EXERCISE REQUIREMENTS :: Type out the complete listing below word for word, without its pictures.

## START AVAILABLE DATA

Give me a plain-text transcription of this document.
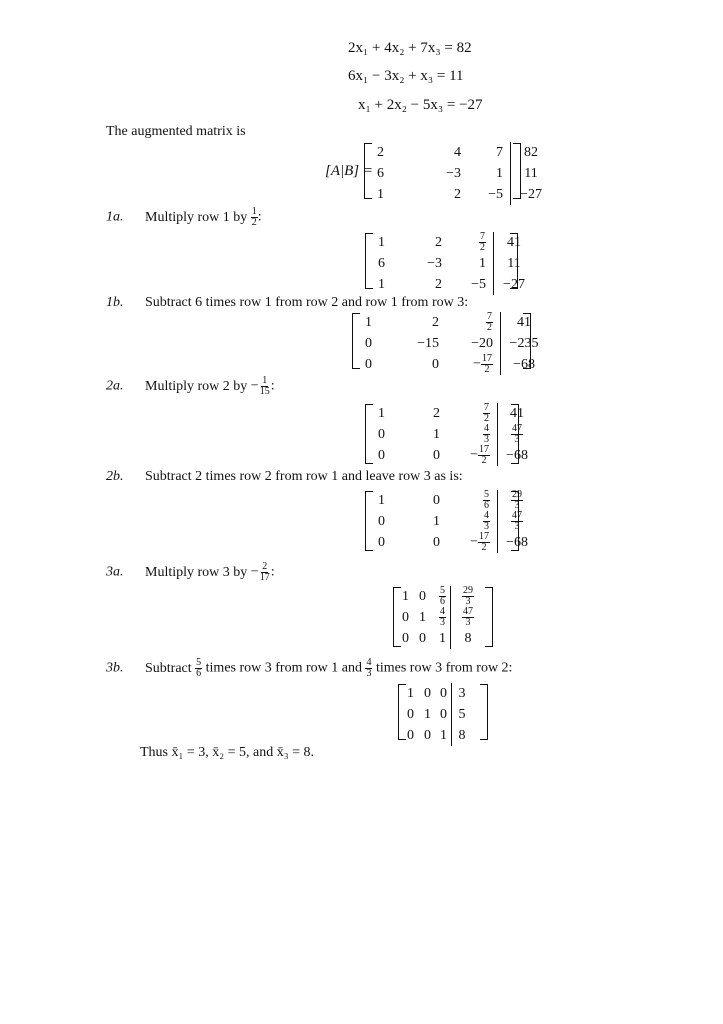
2x₁ + 4x₂ + 7x₃ = 82
6x₁ − 3x₂ + x₃ = 11
x₁ + 2x₂ − 5x₃ = −27
The augmented matrix is
[A|B] =
2	4	7	82
6	−3	1	11
1	2	−5	−27
1a. Multiply row 1 by $\frac{1}{2}$ :
1	2	$\frac{7}{2}$	41
6	−3	1	11
1	2	−5	−27
1b. Subtract 6 times row 1 from row 2 and row 1 from row 3:
1	2	$\frac{7}{2}$	41
0	−15	−20	−235
0	0	− $\frac{17}{2}$	−68
2a. Multiply row 2 by − $\frac{1}{15}$ :
1	2	$\frac{7}{2}$	41
0	1	$\frac{4}{3}$	$\frac{47}{3}$

0	0	− $\frac{17}{2}$	−68
2b. Subtract 2 times row 2 from row 1 and leave row 3 as is:
1	0	$\frac{5}{6}$	$\frac{29}{3}$

0	1	$\frac{4}{3}$	$\frac{47}{3}$

0	0	− $\frac{17}{2}$	−68
3a. Multiply row 3 by − $\frac{2}{17}$ :
1	0	$\frac{5}{6}$	$\frac{29}{3}$

0	1	$\frac{4}{3}$	$\frac{47}{3}$

0	0	1	8
3b. Subtract $\frac{5}{6}$ times row 3 from row 1 and $\frac{4}{3}$ times row 3 from row 2:
1	0	0	3
0	1	0	5
0	0	1	8
Thus x̄₁ = 3, x̄₂ = 5, and x̄₃ = 8.
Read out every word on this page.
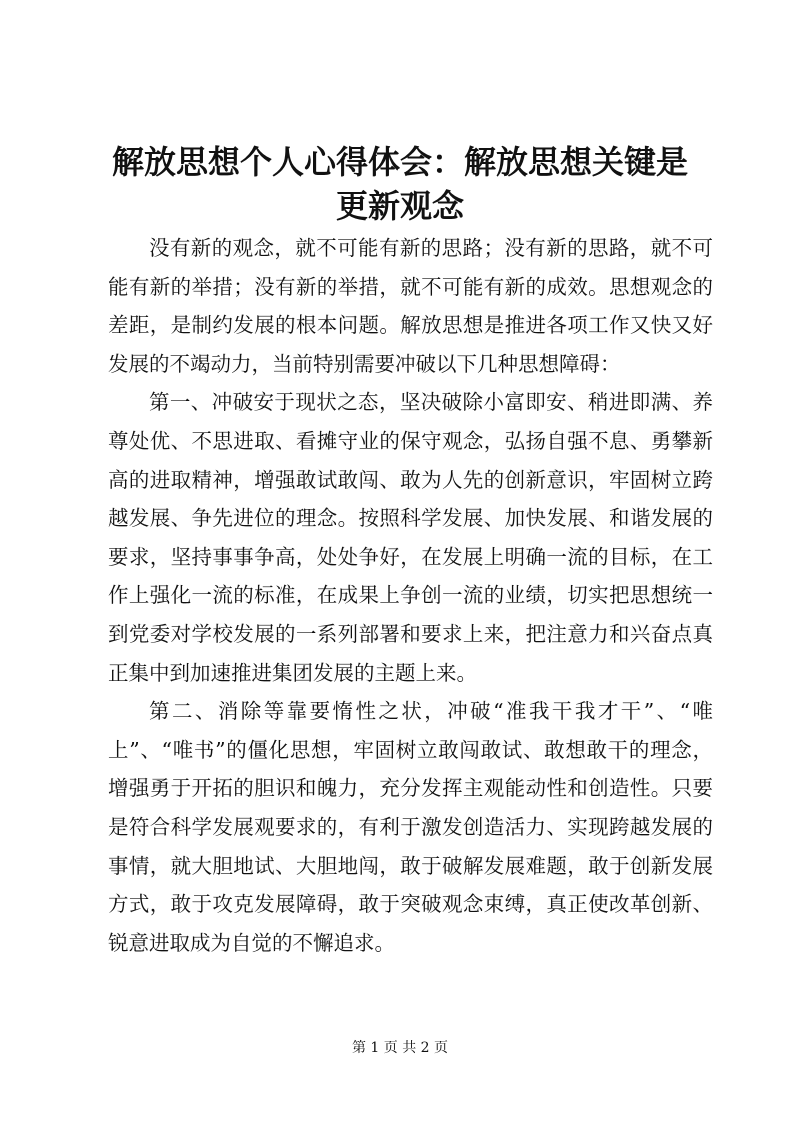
解放思想个人心得体会：解放思想关键是更新观念

没有新的观念，就不可能有新的思路；没有新的思路，就不可能有新的举措；没有新的举措，就不可能有新的成效。思想观念的差距，是制约发展的根本问题。解放思想是推进各项工作又快又好发展的不竭动力，当前特别需要冲破以下几种思想障碍：

第一、冲破安于现状之态，坚决破除小富即安、稍进即满、养尊处优、不思进取、看摊守业的保守观念，弘扬自强不息、勇攀新高的进取精神，增强敢试敢闯、敢为人先的创新意识，牢固树立跨越发展、争先进位的理念。按照科学发展、加快发展、和谐发展的要求，坚持事事争高，处处争好，在发展上明确一流的目标，在工作上强化一流的标准，在成果上争创一流的业绩，切实把思想统一到党委对学校发展的一系列部署和要求上来，把注意力和兴奋点真正集中到加速推进集团发展的主题上来。

第二、消除等靠要惰性之状，冲破“准我干我才干”、“唯上”、“唯书”的僵化思想，牢固树立敢闯敢试、敢想敢干的理念，增强勇于开拓的胆识和魄力，充分发挥主观能动性和创造性。只要是符合科学发展观要求的，有利于激发创造活力、实现跨越发展的事情，就大胆地试、大胆地闯，敢于破解发展难题，敢于创新发展方式，敢于攻克发展障碍，敢于突破观念束缚，真正使改革创新、锐意进取成为自觉的不懈追求。

第 1 页 共 2 页
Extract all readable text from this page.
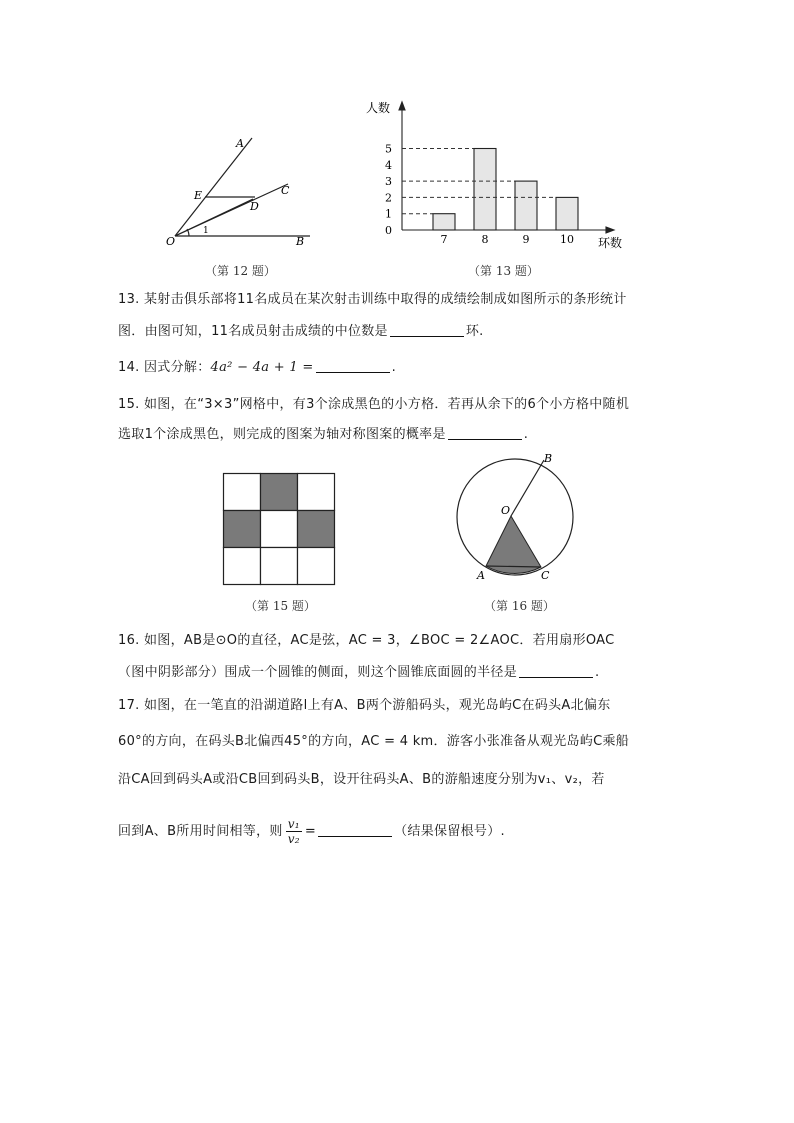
A
C
E
D
O	B
1
（第 12 题）
人数
环数
0
1
2
3
4
5
7	8	9	10
（第 13 题）
13. 某射击俱乐部将11名成员在某次射击训练中取得的成绩绘制成如图所示的条形统计
图．由图可知，11名成员射击成绩的中位数是	环.
14. 因式分解：4a² − 4a + 1 =	.
15. 如图，在“3×3”网格中，有3个涂成黑色的小方格．若再从余下的6个小方格中随机
选取1个涂成黑色，则完成的图案为轴对称图案的概率是	.
（第 15 题）
B
O
A	C
（第 16 题）
16. 如图，AB是⊙O的直径，AC是弦，AC = 3，∠BOC = 2∠AOC．若用扇形OAC
（图中阴影部分）围成一个圆锥的侧面，则这个圆锥底面圆的半径是	.
17. 如图，在一笔直的沿湖道路l上有A、B两个游船码头，观光岛屿C在码头A北偏东
60°的方向，在码头B北偏西45°的方向，AC = 4 km．游客小张准备从观光岛屿C乘船
沿CA回到码头A或沿CB回到码头B，设开往码头A、B的游船速度分别为v₁、v₂，若
回到A、B所用时间相等，则 $\frac{\text{v₁}}{\text{v₂}}$ =	（结果保留根号）.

## END AVAILABLE DATA

PROBLEM SOLUTION ::
Give me a plain-text transcription of this document.
2x₁ + 4x₂ + 7x₃ = 82
6x₁ − 3x₂ + x₃ = 11
x₁ + 2x₂ − 5x₃ = −27
The augmented matrix is
[A|B] =
2	4	7	82
6	−3	1	11
1	2	−5	−27
1a. Multiply row 1 by $\frac{1}{2}$ :
1	2	$\frac{7}{2}$	41
6	−3	1	11
1	2	−5	−27
1b. Subtract 6 times row 1 from row 2 and row 1 from row 3:
1	2	$\frac{7}{2}$	41
0	−15	−20	−235
0	0	− $\frac{17}{2}$	−68
2a. Multiply row 2 by − $\frac{1}{15}$ :
1	2	$\frac{7}{2}$	41
0	1	$\frac{4}{3}$	$\frac{47}{3}$

0	0	− $\frac{17}{2}$	−68
2b. Subtract 2 times row 2 from row 1 and leave row 3 as is:
1	0	$\frac{5}{6}$	$\frac{29}{3}$

0	1	$\frac{4}{3}$	$\frac{47}{3}$

0	0	− $\frac{17}{2}$	−68
3a. Multiply row 3 by − $\frac{2}{17}$ :
1	0	$\frac{5}{6}$	$\frac{29}{3}$

0	1	$\frac{4}{3}$	$\frac{47}{3}$

0	0	1	8
3b. Subtract $\frac{5}{6}$ times row 3 from row 1 and $\frac{4}{3}$ times row 3 from row 2:
1	0	0	3
0	1	0	5
0	0	1	8
Thus x̄₁ = 3, x̄₂ = 5, and x̄₃ = 8.
Read out every word on this page.
解放思想个人心得体会：解放思想关键是更新观念

没有新的观念，就不可能有新的思路；没有新的思路，就不可能有新的举措；没有新的举措，就不可能有新的成效。思想观念的差距，是制约发展的根本问题。解放思想是推进各项工作又快又好发展的不竭动力，当前特别需要冲破以下几种思想障碍：

第一、冲破安于现状之态，坚决破除小富即安、稍进即满、养尊处优、不思进取、看摊守业的保守观念，弘扬自强不息、勇攀新高的进取精神，增强敢试敢闯、敢为人先的创新意识，牢固树立跨越发展、争先进位的理念。按照科学发展、加快发展、和谐发展的要求，坚持事事争高，处处争好，在发展上明确一流的目标，在工作上强化一流的标准，在成果上争创一流的业绩，切实把思想统一到党委对学校发展的一系列部署和要求上来，把注意力和兴奋点真正集中到加速推进集团发展的主题上来。

第二、消除等靠要惰性之状，冲破“准我干我才干”、“唯上”、“唯书”的僵化思想，牢固树立敢闯敢试、敢想敢干的理念，增强勇于开拓的胆识和魄力，充分发挥主观能动性和创造性。只要是符合科学发展观要求的，有利于激发创造活力、实现跨越发展的事情，就大胆地试、大胆地闯，敢于破解发展难题，敢于创新发展方式，敢于攻克发展障碍，敢于突破观念束缚，真正使改革创新、锐意进取成为自觉的不懈追求。

第 1 页 共 2 页
Extract all readable text from this page.
A
C
E
D
O	B
1
（第 12 题）
人数
环数
0
1
2
3
4
5
7	8	9	10
（第 13 题）
13. 某射击俱乐部将11名成员在某次射击训练中取得的成绩绘制成如图所示的条形统计
图．由图可知，11名成员射击成绩的中位数是	环.
14. 因式分解：4a² − 4a + 1 =	.
15. 如图，在“3×3”网格中，有3个涂成黑色的小方格．若再从余下的6个小方格中随机
选取1个涂成黑色，则完成的图案为轴对称图案的概率是	.
（第 15 题）
B
O
A	C
（第 16 题）
16. 如图，AB是⊙O的直径，AC是弦，AC = 3，∠BOC = 2∠AOC．若用扇形OAC
（图中阴影部分）围成一个圆锥的侧面，则这个圆锥底面圆的半径是	.
17. 如图，在一笔直的沿湖道路l上有A、B两个游船码头，观光岛屿C在码头A北偏东
60°的方向，在码头B北偏西45°的方向，AC = 4 km．游客小张准备从观光岛屿C乘船
沿CA回到码头A或沿CB回到码头B，设开往码头A、B的游船速度分别为v₁、v₂，若
回到A、B所用时间相等，则 $\frac{\text{v₁}}{\text{v₂}}$ =	（结果保留根号）.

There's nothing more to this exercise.